Task goal ▸
Which lines in the records below contain the word "regulator"? Report each of them.

Data ▸

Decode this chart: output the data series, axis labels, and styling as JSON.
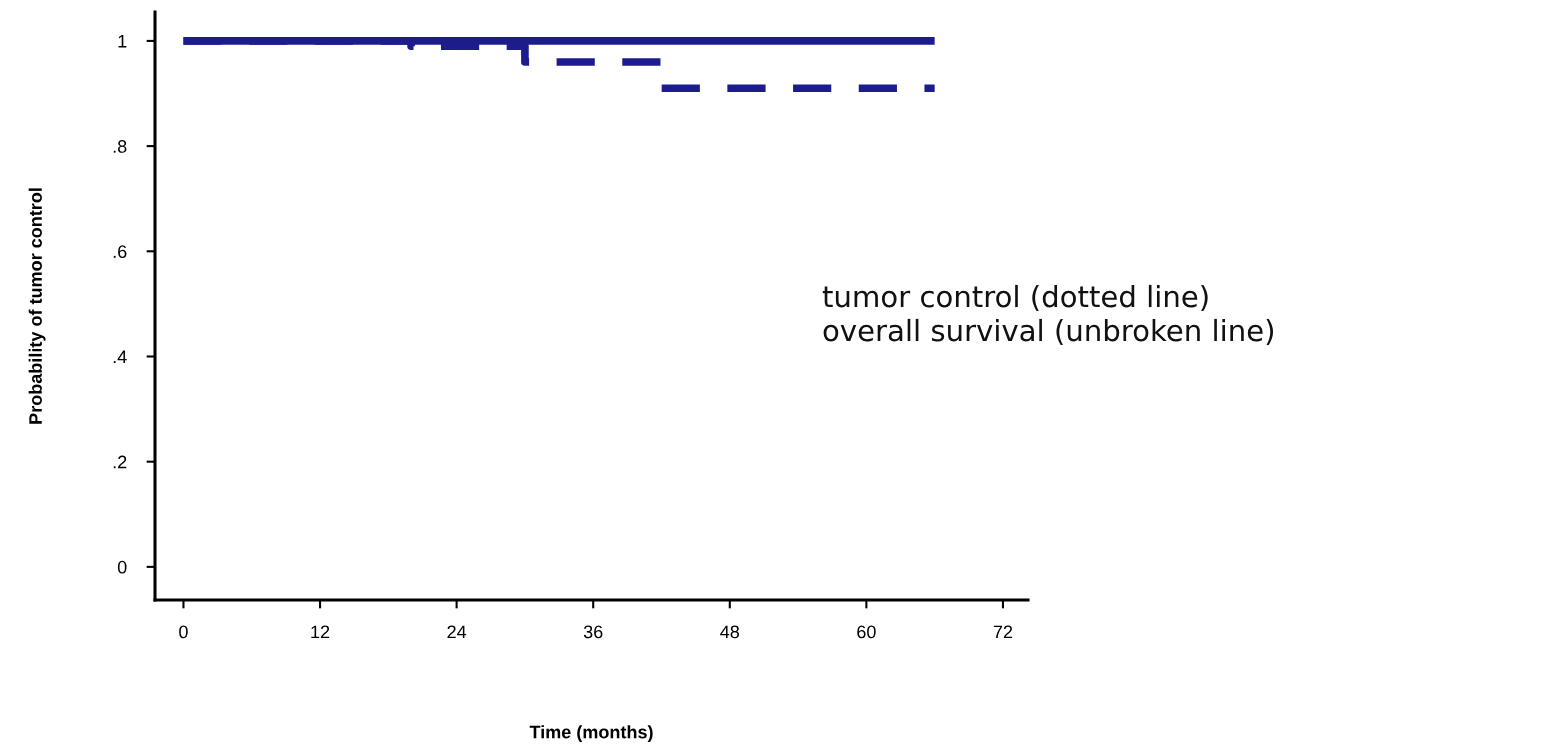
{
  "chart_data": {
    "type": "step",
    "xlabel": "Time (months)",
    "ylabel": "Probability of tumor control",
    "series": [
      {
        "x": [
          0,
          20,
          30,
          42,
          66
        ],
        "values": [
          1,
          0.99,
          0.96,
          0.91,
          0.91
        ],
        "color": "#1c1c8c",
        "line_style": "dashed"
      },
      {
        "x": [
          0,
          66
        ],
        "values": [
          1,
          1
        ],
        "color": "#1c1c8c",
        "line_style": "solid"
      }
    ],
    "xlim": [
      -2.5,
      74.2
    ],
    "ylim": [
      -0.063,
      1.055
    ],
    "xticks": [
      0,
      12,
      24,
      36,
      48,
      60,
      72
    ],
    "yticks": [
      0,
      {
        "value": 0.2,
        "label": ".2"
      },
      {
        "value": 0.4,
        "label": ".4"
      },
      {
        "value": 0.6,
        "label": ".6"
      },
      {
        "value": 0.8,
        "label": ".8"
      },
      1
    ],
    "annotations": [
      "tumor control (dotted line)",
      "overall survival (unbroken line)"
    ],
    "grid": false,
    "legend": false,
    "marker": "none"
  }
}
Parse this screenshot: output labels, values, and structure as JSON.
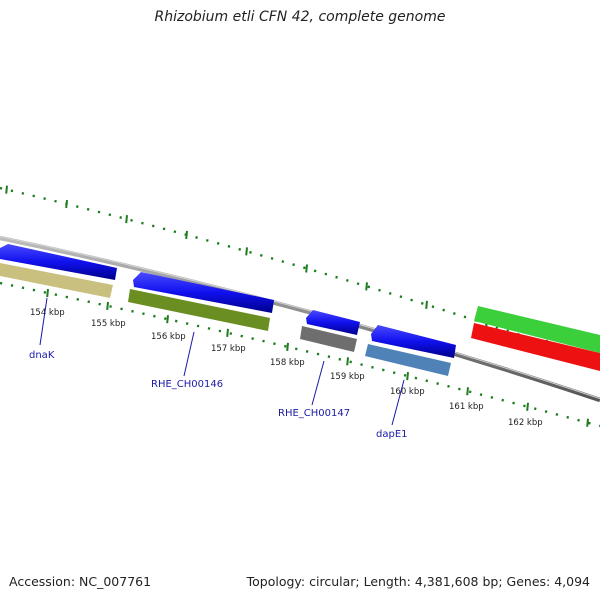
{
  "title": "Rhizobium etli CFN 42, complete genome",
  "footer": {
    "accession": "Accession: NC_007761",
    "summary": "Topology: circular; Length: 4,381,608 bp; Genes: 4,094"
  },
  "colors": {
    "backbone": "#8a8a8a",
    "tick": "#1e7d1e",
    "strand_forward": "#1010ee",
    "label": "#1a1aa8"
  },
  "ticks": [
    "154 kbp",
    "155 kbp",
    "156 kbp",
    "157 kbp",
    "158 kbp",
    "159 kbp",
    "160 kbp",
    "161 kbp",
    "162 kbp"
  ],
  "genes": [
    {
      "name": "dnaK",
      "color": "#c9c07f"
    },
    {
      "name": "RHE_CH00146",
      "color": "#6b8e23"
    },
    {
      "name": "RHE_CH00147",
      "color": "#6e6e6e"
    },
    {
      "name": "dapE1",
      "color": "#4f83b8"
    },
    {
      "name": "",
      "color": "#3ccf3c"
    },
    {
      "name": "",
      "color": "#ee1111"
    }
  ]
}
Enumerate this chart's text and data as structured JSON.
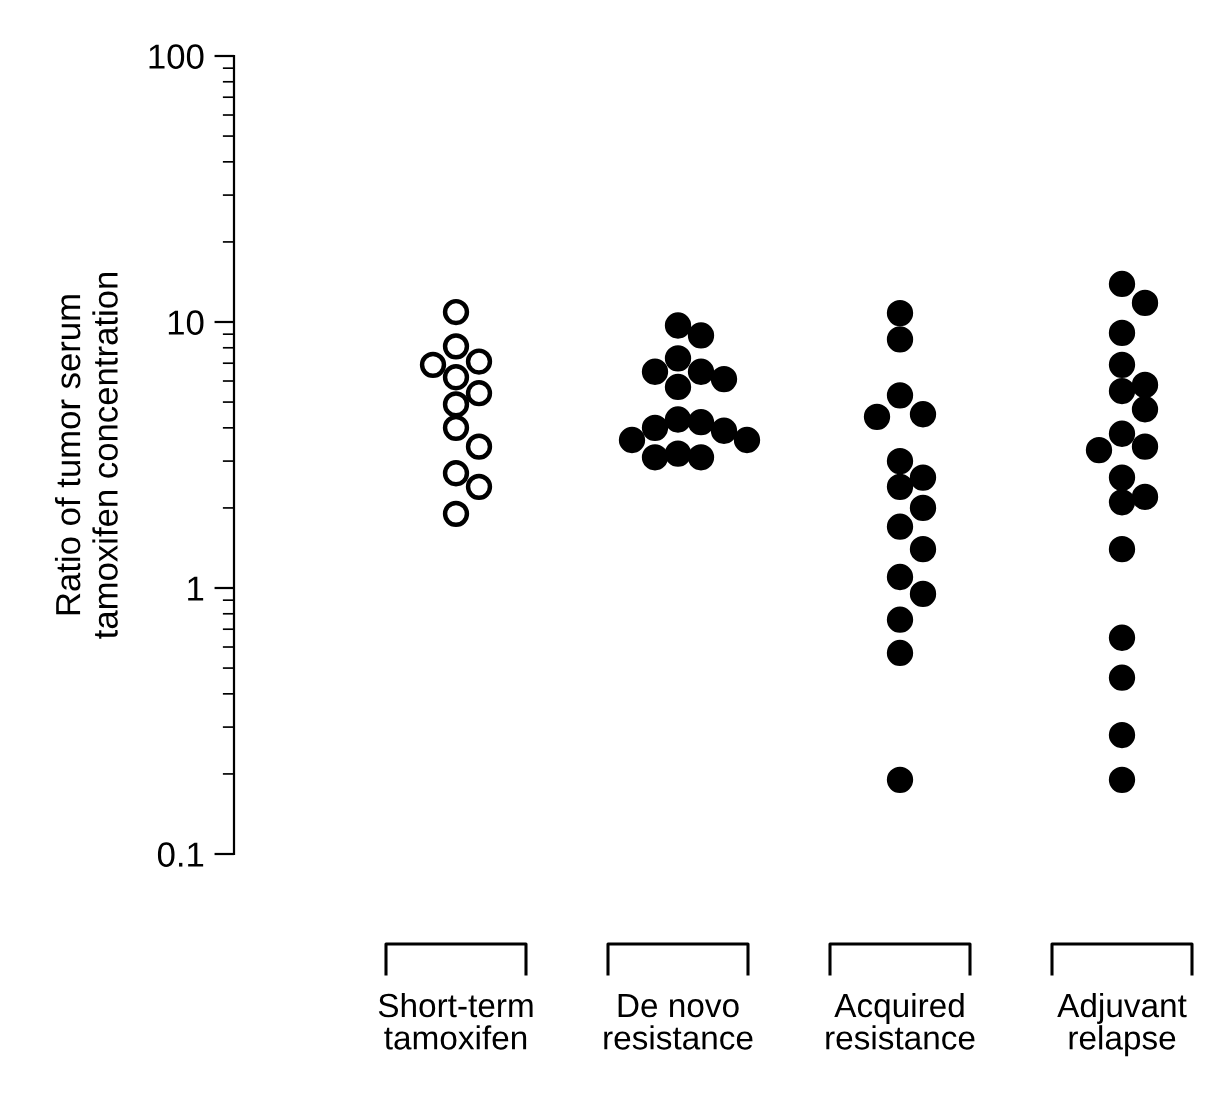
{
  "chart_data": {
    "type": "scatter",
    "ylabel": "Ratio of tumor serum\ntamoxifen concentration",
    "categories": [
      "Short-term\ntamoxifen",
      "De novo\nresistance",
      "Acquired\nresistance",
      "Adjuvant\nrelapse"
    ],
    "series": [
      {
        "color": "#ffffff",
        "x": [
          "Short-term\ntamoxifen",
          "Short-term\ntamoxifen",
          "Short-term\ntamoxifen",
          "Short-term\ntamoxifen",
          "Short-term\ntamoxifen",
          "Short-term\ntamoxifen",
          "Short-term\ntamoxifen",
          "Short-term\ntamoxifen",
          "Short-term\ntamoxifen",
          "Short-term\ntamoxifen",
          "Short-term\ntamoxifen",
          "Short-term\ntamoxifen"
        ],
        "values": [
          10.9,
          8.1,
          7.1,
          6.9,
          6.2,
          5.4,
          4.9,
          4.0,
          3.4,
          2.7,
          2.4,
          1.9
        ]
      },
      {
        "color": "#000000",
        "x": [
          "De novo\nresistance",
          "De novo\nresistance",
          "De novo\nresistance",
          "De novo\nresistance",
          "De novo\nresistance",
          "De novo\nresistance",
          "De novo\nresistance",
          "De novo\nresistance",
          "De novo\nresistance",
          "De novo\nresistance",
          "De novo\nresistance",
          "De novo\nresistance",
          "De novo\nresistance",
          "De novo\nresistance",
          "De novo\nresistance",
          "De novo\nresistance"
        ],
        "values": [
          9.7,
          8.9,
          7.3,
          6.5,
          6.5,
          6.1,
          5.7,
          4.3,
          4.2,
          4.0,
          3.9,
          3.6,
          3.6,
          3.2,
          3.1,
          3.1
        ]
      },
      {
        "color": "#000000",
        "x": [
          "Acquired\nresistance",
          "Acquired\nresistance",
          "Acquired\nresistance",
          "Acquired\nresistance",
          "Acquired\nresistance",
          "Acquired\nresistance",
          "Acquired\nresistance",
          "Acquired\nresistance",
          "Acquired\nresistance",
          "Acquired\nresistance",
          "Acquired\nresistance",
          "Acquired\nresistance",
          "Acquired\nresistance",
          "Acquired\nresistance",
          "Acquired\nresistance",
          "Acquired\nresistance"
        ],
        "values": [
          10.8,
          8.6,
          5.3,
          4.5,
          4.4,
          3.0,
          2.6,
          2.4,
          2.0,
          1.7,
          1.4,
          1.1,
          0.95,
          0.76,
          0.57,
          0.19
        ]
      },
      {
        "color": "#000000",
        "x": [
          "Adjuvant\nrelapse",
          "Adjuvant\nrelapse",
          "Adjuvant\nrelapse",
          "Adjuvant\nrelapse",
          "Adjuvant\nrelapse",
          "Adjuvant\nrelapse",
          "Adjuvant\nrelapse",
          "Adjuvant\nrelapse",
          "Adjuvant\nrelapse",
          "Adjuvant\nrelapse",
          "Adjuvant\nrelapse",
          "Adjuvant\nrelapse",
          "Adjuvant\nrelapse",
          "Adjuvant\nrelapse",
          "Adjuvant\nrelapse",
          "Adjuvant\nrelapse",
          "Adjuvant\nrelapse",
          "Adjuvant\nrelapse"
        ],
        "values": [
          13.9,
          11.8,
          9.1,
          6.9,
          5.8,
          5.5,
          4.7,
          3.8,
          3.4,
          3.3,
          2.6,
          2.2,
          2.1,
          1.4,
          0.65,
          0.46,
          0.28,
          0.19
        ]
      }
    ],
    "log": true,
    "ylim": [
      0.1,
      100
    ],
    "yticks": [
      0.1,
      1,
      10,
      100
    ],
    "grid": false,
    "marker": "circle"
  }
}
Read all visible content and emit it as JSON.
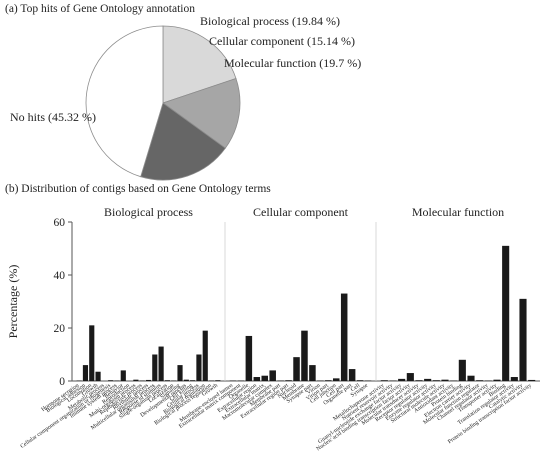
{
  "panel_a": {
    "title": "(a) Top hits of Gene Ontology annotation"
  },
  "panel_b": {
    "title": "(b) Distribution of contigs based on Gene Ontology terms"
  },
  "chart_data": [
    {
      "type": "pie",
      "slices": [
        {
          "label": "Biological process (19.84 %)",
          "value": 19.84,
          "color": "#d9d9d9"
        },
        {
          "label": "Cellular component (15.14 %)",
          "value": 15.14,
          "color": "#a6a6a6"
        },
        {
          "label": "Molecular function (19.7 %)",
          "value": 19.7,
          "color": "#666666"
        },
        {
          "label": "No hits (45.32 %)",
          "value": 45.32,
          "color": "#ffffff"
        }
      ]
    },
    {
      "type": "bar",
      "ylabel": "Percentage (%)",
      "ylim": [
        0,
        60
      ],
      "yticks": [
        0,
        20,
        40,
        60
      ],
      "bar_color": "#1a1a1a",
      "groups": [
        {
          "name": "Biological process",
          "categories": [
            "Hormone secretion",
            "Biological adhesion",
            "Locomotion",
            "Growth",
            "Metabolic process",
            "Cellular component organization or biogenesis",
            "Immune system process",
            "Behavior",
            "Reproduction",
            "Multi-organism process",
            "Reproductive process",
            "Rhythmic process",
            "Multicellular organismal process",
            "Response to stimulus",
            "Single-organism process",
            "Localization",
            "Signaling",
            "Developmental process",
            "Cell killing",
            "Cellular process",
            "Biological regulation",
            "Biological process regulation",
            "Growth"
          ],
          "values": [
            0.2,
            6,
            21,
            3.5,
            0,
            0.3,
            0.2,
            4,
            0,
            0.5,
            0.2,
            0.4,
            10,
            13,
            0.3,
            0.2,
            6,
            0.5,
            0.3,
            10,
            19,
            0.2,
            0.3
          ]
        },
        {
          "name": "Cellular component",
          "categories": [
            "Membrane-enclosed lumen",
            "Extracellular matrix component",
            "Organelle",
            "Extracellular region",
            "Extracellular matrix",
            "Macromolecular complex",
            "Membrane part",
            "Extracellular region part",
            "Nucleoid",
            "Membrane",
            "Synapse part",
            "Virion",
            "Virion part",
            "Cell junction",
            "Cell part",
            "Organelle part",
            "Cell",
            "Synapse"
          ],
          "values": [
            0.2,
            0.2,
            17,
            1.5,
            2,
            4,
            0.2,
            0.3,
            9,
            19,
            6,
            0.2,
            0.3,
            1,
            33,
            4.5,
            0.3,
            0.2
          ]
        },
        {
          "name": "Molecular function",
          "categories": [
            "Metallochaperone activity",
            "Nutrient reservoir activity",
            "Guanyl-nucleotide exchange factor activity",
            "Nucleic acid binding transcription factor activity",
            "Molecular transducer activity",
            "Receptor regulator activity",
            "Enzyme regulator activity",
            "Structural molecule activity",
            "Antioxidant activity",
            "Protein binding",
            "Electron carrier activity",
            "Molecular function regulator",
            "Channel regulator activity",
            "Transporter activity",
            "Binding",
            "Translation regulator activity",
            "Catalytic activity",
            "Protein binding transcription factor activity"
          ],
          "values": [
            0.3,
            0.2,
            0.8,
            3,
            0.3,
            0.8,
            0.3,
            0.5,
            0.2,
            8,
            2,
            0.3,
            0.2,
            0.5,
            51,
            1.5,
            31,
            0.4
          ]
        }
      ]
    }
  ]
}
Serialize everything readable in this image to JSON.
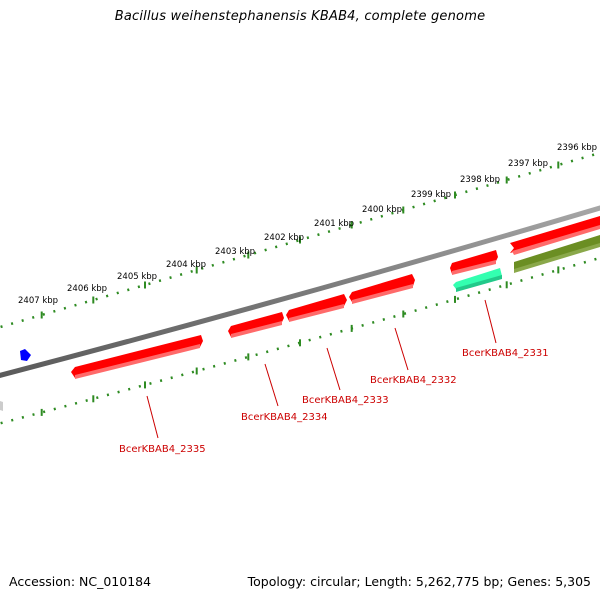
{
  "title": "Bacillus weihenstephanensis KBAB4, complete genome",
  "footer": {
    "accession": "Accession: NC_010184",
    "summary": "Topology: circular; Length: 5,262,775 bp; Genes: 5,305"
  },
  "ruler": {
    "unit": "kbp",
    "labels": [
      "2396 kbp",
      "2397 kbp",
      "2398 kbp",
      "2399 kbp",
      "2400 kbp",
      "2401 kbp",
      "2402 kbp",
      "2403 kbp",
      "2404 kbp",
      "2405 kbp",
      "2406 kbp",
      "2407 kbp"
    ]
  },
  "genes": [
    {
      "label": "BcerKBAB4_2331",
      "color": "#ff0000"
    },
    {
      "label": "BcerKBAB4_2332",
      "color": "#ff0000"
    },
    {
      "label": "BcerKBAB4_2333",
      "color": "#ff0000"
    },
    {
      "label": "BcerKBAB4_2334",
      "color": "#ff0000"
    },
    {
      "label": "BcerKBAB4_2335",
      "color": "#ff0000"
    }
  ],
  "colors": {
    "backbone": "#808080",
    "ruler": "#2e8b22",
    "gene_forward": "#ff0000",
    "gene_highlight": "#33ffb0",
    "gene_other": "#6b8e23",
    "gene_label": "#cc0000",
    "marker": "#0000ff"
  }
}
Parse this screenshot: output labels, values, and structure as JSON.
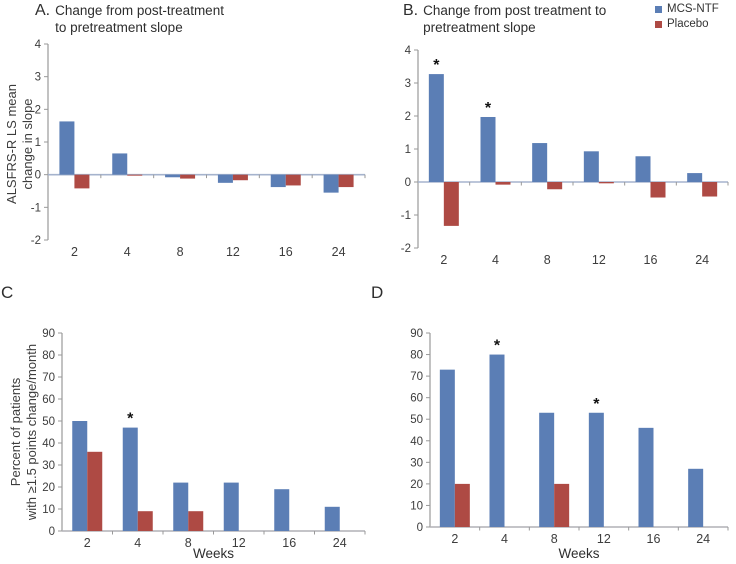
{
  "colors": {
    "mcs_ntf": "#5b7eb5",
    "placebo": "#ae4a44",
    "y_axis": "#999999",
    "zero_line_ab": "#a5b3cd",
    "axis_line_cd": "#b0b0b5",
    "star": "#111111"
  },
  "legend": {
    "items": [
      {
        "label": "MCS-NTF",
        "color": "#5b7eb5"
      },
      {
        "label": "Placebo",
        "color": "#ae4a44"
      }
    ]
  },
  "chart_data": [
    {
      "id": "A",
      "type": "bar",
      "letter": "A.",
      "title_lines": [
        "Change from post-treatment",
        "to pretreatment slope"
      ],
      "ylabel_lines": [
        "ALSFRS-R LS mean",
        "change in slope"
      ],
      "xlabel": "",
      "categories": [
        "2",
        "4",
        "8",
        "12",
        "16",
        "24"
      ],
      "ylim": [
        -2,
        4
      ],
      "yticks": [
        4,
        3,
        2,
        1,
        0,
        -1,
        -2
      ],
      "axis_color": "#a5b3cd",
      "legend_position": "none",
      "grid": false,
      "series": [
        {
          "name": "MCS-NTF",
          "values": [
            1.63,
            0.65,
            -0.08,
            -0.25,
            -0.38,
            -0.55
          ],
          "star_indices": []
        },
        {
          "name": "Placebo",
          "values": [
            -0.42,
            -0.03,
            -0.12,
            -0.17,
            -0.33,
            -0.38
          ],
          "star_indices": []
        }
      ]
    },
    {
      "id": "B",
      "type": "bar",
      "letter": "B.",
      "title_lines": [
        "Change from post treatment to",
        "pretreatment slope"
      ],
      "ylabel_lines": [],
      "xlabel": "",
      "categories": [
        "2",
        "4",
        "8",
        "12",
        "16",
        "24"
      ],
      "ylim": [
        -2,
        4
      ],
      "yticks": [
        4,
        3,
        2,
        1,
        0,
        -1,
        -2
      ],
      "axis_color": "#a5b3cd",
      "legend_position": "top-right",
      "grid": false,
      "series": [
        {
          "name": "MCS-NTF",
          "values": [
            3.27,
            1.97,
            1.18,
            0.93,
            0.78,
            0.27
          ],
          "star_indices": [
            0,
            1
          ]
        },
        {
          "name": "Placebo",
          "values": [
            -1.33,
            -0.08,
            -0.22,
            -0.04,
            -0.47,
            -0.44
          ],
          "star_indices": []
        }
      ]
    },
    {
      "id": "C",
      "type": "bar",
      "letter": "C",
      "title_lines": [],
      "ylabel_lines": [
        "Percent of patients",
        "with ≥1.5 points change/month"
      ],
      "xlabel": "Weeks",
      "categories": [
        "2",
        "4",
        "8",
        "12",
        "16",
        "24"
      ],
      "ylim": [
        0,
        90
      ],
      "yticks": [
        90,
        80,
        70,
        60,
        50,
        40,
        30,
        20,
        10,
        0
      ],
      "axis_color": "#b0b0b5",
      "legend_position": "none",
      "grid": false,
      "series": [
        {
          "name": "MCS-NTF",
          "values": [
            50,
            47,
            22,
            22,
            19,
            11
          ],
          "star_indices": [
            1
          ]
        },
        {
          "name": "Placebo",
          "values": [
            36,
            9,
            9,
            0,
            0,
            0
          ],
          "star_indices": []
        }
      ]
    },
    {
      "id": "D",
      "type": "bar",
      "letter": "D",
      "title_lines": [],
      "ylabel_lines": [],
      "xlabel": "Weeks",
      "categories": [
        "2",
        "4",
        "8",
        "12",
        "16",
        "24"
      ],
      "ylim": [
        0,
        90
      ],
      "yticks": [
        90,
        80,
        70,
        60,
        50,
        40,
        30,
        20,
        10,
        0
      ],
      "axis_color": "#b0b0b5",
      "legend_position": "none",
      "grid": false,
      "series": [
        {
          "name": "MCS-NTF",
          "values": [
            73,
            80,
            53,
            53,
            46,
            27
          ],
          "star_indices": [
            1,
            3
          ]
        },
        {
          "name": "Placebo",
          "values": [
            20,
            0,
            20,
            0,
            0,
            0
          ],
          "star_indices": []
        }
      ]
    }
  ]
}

Exercise solution ▸
            "Receptor regulator activity",
            "Enzyme regulator activity",
            "Molecular function regulator",
            "Channel regulator activity",
            "Translation regulator activity",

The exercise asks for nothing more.